Stored items from a collection
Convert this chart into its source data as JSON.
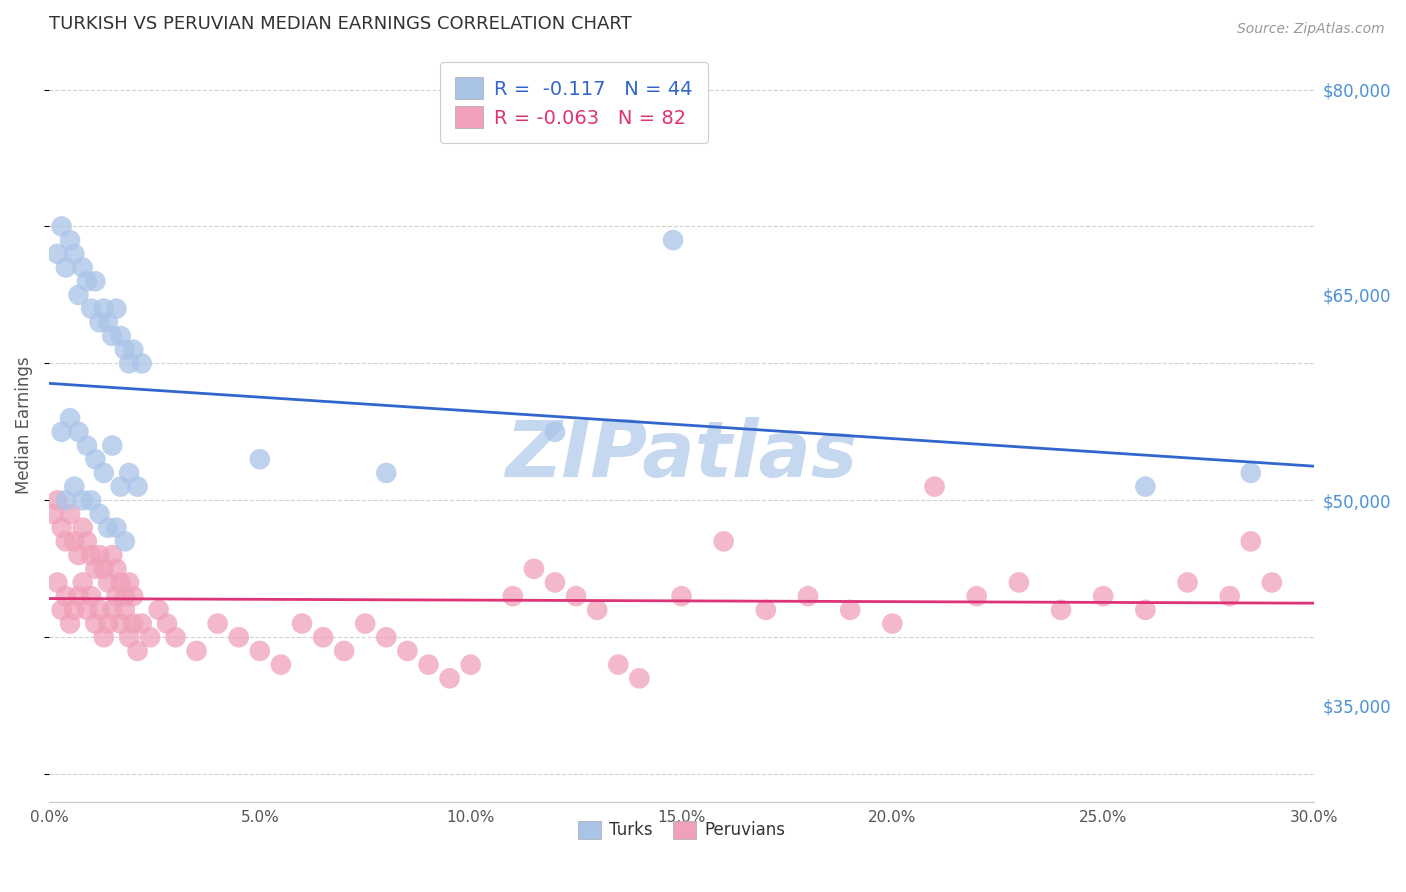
{
  "title": "TURKISH VS PERUVIAN MEDIAN EARNINGS CORRELATION CHART",
  "source": "Source: ZipAtlas.com",
  "ylabel": "Median Earnings",
  "xlim": [
    0.0,
    0.3
  ],
  "ylim": [
    28000,
    83000
  ],
  "xtick_labels": [
    "0.0%",
    "5.0%",
    "10.0%",
    "15.0%",
    "20.0%",
    "25.0%",
    "30.0%"
  ],
  "xtick_vals": [
    0.0,
    0.05,
    0.1,
    0.15,
    0.2,
    0.25,
    0.3
  ],
  "ytick_vals": [
    35000,
    50000,
    65000,
    80000
  ],
  "ytick_labels": [
    "$35,000",
    "$50,000",
    "$65,000",
    "$80,000"
  ],
  "watermark": "ZIPatlas",
  "legend_blue_r": "-0.117",
  "legend_blue_n": "44",
  "legend_pink_r": "-0.063",
  "legend_pink_n": "82",
  "background_color": "#ffffff",
  "grid_color": "#c8c8c8",
  "title_color": "#333333",
  "source_color": "#999999",
  "ytick_color": "#4a90d9",
  "blue_scatter_color": "#aac4e8",
  "blue_line_color": "#3366cc",
  "pink_scatter_color": "#f0a0b8",
  "pink_line_color": "#dd3377",
  "watermark_color": "#c5d8f0",
  "turks_x": [
    0.002,
    0.003,
    0.004,
    0.005,
    0.006,
    0.007,
    0.008,
    0.009,
    0.01,
    0.011,
    0.012,
    0.013,
    0.014,
    0.015,
    0.016,
    0.017,
    0.018,
    0.019,
    0.02,
    0.022,
    0.003,
    0.005,
    0.007,
    0.009,
    0.011,
    0.013,
    0.015,
    0.017,
    0.019,
    0.021,
    0.004,
    0.006,
    0.008,
    0.01,
    0.012,
    0.014,
    0.016,
    0.018,
    0.05,
    0.08,
    0.12,
    0.148,
    0.26,
    0.285
  ],
  "turks_y": [
    68000,
    70000,
    67000,
    69000,
    68000,
    65000,
    67000,
    66000,
    64000,
    66000,
    63000,
    64000,
    63000,
    62000,
    64000,
    62000,
    61000,
    60000,
    61000,
    60000,
    55000,
    56000,
    55000,
    54000,
    53000,
    52000,
    54000,
    51000,
    52000,
    51000,
    50000,
    51000,
    50000,
    50000,
    49000,
    48000,
    48000,
    47000,
    53000,
    52000,
    55000,
    69000,
    51000,
    52000
  ],
  "peruvians_x": [
    0.001,
    0.002,
    0.003,
    0.004,
    0.005,
    0.006,
    0.007,
    0.008,
    0.009,
    0.01,
    0.011,
    0.012,
    0.013,
    0.014,
    0.015,
    0.016,
    0.017,
    0.018,
    0.019,
    0.02,
    0.002,
    0.004,
    0.006,
    0.008,
    0.01,
    0.012,
    0.014,
    0.016,
    0.018,
    0.02,
    0.003,
    0.005,
    0.007,
    0.009,
    0.011,
    0.013,
    0.015,
    0.017,
    0.019,
    0.021,
    0.022,
    0.024,
    0.026,
    0.028,
    0.03,
    0.035,
    0.04,
    0.045,
    0.05,
    0.055,
    0.06,
    0.065,
    0.07,
    0.075,
    0.08,
    0.085,
    0.09,
    0.095,
    0.1,
    0.11,
    0.115,
    0.12,
    0.125,
    0.13,
    0.135,
    0.14,
    0.15,
    0.16,
    0.17,
    0.18,
    0.19,
    0.2,
    0.21,
    0.22,
    0.23,
    0.24,
    0.25,
    0.26,
    0.27,
    0.28,
    0.285,
    0.29
  ],
  "peruvians_y": [
    49000,
    50000,
    48000,
    47000,
    49000,
    47000,
    46000,
    48000,
    47000,
    46000,
    45000,
    46000,
    45000,
    44000,
    46000,
    45000,
    44000,
    43000,
    44000,
    43000,
    44000,
    43000,
    42000,
    44000,
    43000,
    42000,
    41000,
    43000,
    42000,
    41000,
    42000,
    41000,
    43000,
    42000,
    41000,
    40000,
    42000,
    41000,
    40000,
    39000,
    41000,
    40000,
    42000,
    41000,
    40000,
    39000,
    41000,
    40000,
    39000,
    38000,
    41000,
    40000,
    39000,
    41000,
    40000,
    39000,
    38000,
    37000,
    38000,
    43000,
    45000,
    44000,
    43000,
    42000,
    38000,
    37000,
    43000,
    47000,
    42000,
    43000,
    42000,
    41000,
    51000,
    43000,
    44000,
    42000,
    43000,
    42000,
    44000,
    43000,
    47000,
    44000
  ]
}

→ Do this
Copy the whole of the material above exactly, but not its images.

→ Finished task
Convert this chart into its source data as JSON.
{
  "title": "TURKISH VS PERUVIAN MEDIAN EARNINGS CORRELATION CHART",
  "source": "Source: ZipAtlas.com",
  "ylabel": "Median Earnings",
  "xlim": [
    0.0,
    0.3
  ],
  "ylim": [
    28000,
    83000
  ],
  "xtick_labels": [
    "0.0%",
    "5.0%",
    "10.0%",
    "15.0%",
    "20.0%",
    "25.0%",
    "30.0%"
  ],
  "xtick_vals": [
    0.0,
    0.05,
    0.1,
    0.15,
    0.2,
    0.25,
    0.3
  ],
  "ytick_vals": [
    35000,
    50000,
    65000,
    80000
  ],
  "ytick_labels": [
    "$35,000",
    "$50,000",
    "$65,000",
    "$80,000"
  ],
  "watermark": "ZIPatlas",
  "legend_blue_r": "-0.117",
  "legend_blue_n": "44",
  "legend_pink_r": "-0.063",
  "legend_pink_n": "82",
  "background_color": "#ffffff",
  "grid_color": "#c8c8c8",
  "title_color": "#333333",
  "source_color": "#999999",
  "ytick_color": "#4a90d9",
  "blue_scatter_color": "#aac4e8",
  "blue_line_color": "#3366cc",
  "pink_scatter_color": "#f0a0b8",
  "pink_line_color": "#dd3377",
  "watermark_color": "#c5d8f0",
  "turks_x": [
    0.002,
    0.003,
    0.004,
    0.005,
    0.006,
    0.007,
    0.008,
    0.009,
    0.01,
    0.011,
    0.012,
    0.013,
    0.014,
    0.015,
    0.016,
    0.017,
    0.018,
    0.019,
    0.02,
    0.022,
    0.003,
    0.005,
    0.007,
    0.009,
    0.011,
    0.013,
    0.015,
    0.017,
    0.019,
    0.021,
    0.004,
    0.006,
    0.008,
    0.01,
    0.012,
    0.014,
    0.016,
    0.018,
    0.05,
    0.08,
    0.12,
    0.148,
    0.26,
    0.285
  ],
  "turks_y": [
    68000,
    70000,
    67000,
    69000,
    68000,
    65000,
    67000,
    66000,
    64000,
    66000,
    63000,
    64000,
    63000,
    62000,
    64000,
    62000,
    61000,
    60000,
    61000,
    60000,
    55000,
    56000,
    55000,
    54000,
    53000,
    52000,
    54000,
    51000,
    52000,
    51000,
    50000,
    51000,
    50000,
    50000,
    49000,
    48000,
    48000,
    47000,
    53000,
    52000,
    55000,
    69000,
    51000,
    52000
  ],
  "peruvians_x": [
    0.001,
    0.002,
    0.003,
    0.004,
    0.005,
    0.006,
    0.007,
    0.008,
    0.009,
    0.01,
    0.011,
    0.012,
    0.013,
    0.014,
    0.015,
    0.016,
    0.017,
    0.018,
    0.019,
    0.02,
    0.002,
    0.004,
    0.006,
    0.008,
    0.01,
    0.012,
    0.014,
    0.016,
    0.018,
    0.02,
    0.003,
    0.005,
    0.007,
    0.009,
    0.011,
    0.013,
    0.015,
    0.017,
    0.019,
    0.021,
    0.022,
    0.024,
    0.026,
    0.028,
    0.03,
    0.035,
    0.04,
    0.045,
    0.05,
    0.055,
    0.06,
    0.065,
    0.07,
    0.075,
    0.08,
    0.085,
    0.09,
    0.095,
    0.1,
    0.11,
    0.115,
    0.12,
    0.125,
    0.13,
    0.135,
    0.14,
    0.15,
    0.16,
    0.17,
    0.18,
    0.19,
    0.2,
    0.21,
    0.22,
    0.23,
    0.24,
    0.25,
    0.26,
    0.27,
    0.28,
    0.285,
    0.29
  ],
  "peruvians_y": [
    49000,
    50000,
    48000,
    47000,
    49000,
    47000,
    46000,
    48000,
    47000,
    46000,
    45000,
    46000,
    45000,
    44000,
    46000,
    45000,
    44000,
    43000,
    44000,
    43000,
    44000,
    43000,
    42000,
    44000,
    43000,
    42000,
    41000,
    43000,
    42000,
    41000,
    42000,
    41000,
    43000,
    42000,
    41000,
    40000,
    42000,
    41000,
    40000,
    39000,
    41000,
    40000,
    42000,
    41000,
    40000,
    39000,
    41000,
    40000,
    39000,
    38000,
    41000,
    40000,
    39000,
    41000,
    40000,
    39000,
    38000,
    37000,
    38000,
    43000,
    45000,
    44000,
    43000,
    42000,
    38000,
    37000,
    43000,
    47000,
    42000,
    43000,
    42000,
    41000,
    51000,
    43000,
    44000,
    42000,
    43000,
    42000,
    44000,
    43000,
    47000,
    44000
  ]
}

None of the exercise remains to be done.